[Collection entries]
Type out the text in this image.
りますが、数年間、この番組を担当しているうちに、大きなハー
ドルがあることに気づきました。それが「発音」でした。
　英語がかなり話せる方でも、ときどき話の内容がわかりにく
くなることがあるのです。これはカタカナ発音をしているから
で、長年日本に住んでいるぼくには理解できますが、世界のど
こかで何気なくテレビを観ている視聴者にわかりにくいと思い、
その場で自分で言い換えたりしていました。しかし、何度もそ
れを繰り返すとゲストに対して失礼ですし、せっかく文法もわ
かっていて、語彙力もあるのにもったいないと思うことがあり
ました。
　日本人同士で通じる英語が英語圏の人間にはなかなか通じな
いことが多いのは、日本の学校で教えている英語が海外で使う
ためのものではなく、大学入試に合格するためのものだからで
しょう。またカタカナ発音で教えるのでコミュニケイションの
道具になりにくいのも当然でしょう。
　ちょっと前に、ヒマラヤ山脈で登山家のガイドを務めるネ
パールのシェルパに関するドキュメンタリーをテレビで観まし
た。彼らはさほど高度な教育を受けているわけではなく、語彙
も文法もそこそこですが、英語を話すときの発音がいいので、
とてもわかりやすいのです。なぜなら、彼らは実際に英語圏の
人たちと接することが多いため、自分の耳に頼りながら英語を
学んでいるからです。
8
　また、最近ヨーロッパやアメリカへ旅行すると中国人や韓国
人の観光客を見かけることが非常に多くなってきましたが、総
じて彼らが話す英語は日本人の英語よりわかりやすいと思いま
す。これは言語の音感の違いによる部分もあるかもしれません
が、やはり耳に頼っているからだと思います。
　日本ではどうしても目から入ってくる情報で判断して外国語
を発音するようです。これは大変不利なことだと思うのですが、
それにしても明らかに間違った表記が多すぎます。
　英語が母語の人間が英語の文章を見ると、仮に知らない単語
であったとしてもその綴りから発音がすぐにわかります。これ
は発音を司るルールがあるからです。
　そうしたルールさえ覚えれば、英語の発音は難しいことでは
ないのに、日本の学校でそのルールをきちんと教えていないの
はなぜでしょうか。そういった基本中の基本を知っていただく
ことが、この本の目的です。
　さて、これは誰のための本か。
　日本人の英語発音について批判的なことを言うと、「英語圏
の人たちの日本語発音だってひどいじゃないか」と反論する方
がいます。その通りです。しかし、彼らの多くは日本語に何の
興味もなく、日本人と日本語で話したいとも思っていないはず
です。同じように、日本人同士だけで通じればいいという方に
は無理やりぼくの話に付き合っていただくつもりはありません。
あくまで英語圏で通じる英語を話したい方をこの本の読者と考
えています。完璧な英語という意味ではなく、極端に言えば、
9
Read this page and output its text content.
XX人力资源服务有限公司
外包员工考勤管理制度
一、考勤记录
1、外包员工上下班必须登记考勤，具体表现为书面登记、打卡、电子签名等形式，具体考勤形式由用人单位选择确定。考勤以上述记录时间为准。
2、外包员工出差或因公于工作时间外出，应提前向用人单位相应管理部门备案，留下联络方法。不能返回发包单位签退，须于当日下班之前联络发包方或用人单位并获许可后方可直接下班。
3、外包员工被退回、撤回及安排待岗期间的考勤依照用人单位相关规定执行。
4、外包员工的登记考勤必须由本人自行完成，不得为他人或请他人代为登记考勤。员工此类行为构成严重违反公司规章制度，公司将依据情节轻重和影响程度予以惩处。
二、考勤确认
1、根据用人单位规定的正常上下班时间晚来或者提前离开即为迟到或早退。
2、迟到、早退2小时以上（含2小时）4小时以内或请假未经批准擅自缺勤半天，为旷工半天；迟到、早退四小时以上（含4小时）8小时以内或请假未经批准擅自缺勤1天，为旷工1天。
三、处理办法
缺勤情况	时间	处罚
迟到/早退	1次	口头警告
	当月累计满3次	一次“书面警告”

[Challenge] All of the material above needs to be copied exactly.

[Solution to this exercise]
Type out the text in this image.
りますが、数年間、この番組を担当しているうちに、大きなハー
ドルがあることに気づきました。それが「発音」でした。
　英語がかなり話せる方でも、ときどき話の内容がわかりにく
くなることがあるのです。これはカタカナ発音をしているから
で、長年日本に住んでいるぼくには理解できますが、世界のど
こかで何気なくテレビを観ている視聴者にわかりにくいと思い、
その場で自分で言い換えたりしていました。しかし、何度もそ
れを繰り返すとゲストに対して失礼ですし、せっかく文法もわ
かっていて、語彙力もあるのにもったいないと思うことがあり
ました。
　日本人同士で通じる英語が英語圏の人間にはなかなか通じな
いことが多いのは、日本の学校で教えている英語が海外で使う
ためのものではなく、大学入試に合格するためのものだからで
しょう。またカタカナ発音で教えるのでコミュニケイションの
道具になりにくいのも当然でしょう。
　ちょっと前に、ヒマラヤ山脈で登山家のガイドを務めるネ
パールのシェルパに関するドキュメンタリーをテレビで観まし
た。彼らはさほど高度な教育を受けているわけではなく、語彙
も文法もそこそこですが、英語を話すときの発音がいいので、
とてもわかりやすいのです。なぜなら、彼らは実際に英語圏の
人たちと接することが多いため、自分の耳に頼りながら英語を
学んでいるからです。
8
　また、最近ヨーロッパやアメリカへ旅行すると中国人や韓国
人の観光客を見かけることが非常に多くなってきましたが、総
じて彼らが話す英語は日本人の英語よりわかりやすいと思いま
す。これは言語の音感の違いによる部分もあるかもしれません
が、やはり耳に頼っているからだと思います。
　日本ではどうしても目から入ってくる情報で判断して外国語
を発音するようです。これは大変不利なことだと思うのですが、
それにしても明らかに間違った表記が多すぎます。
　英語が母語の人間が英語の文章を見ると、仮に知らない単語
であったとしてもその綴りから発音がすぐにわかります。これ
は発音を司るルールがあるからです。
　そうしたルールさえ覚えれば、英語の発音は難しいことでは
ないのに、日本の学校でそのルールをきちんと教えていないの
はなぜでしょうか。そういった基本中の基本を知っていただく
ことが、この本の目的です。
　さて、これは誰のための本か。
　日本人の英語発音について批判的なことを言うと、「英語圏
の人たちの日本語発音だってひどいじゃないか」と反論する方
がいます。その通りです。しかし、彼らの多くは日本語に何の
興味もなく、日本人と日本語で話したいとも思っていないはず
です。同じように、日本人同士だけで通じればいいという方に
は無理やりぼくの話に付き合っていただくつもりはありません。
あくまで英語圏で通じる英語を話したい方をこの本の読者と考
えています。完璧な英語という意味ではなく、極端に言えば、
9
Read this page and output its text content.
XX人力资源服务有限公司
外包员工考勤管理制度
一、考勤记录
1、外包员工上下班必须登记考勤，具体表现为书面登记、打卡、电子签名等形式，具体考勤形式由用人单位选择确定。考勤以上述记录时间为准。
2、外包员工出差或因公于工作时间外出，应提前向用人单位相应管理部门备案，留下联络方法。不能返回发包单位签退，须于当日下班之前联络发包方或用人单位并获许可后方可直接下班。
3、外包员工被退回、撤回及安排待岗期间的考勤依照用人单位相关规定执行。
4、外包员工的登记考勤必须由本人自行完成，不得为他人或请他人代为登记考勤。员工此类行为构成严重违反公司规章制度，公司将依据情节轻重和影响程度予以惩处。
二、考勤确认
1、根据用人单位规定的正常上下班时间晚来或者提前离开即为迟到或早退。
2、迟到、早退2小时以上（含2小时）4小时以内或请假未经批准擅自缺勤半天，为旷工半天；迟到、早退四小时以上（含4小时）8小时以内或请假未经批准擅自缺勤1天，为旷工1天。
三、处理办法
缺勤情况	时间	处罚
迟到/早退	1次	口头警告
	当月累计满3次	一次“书面警告”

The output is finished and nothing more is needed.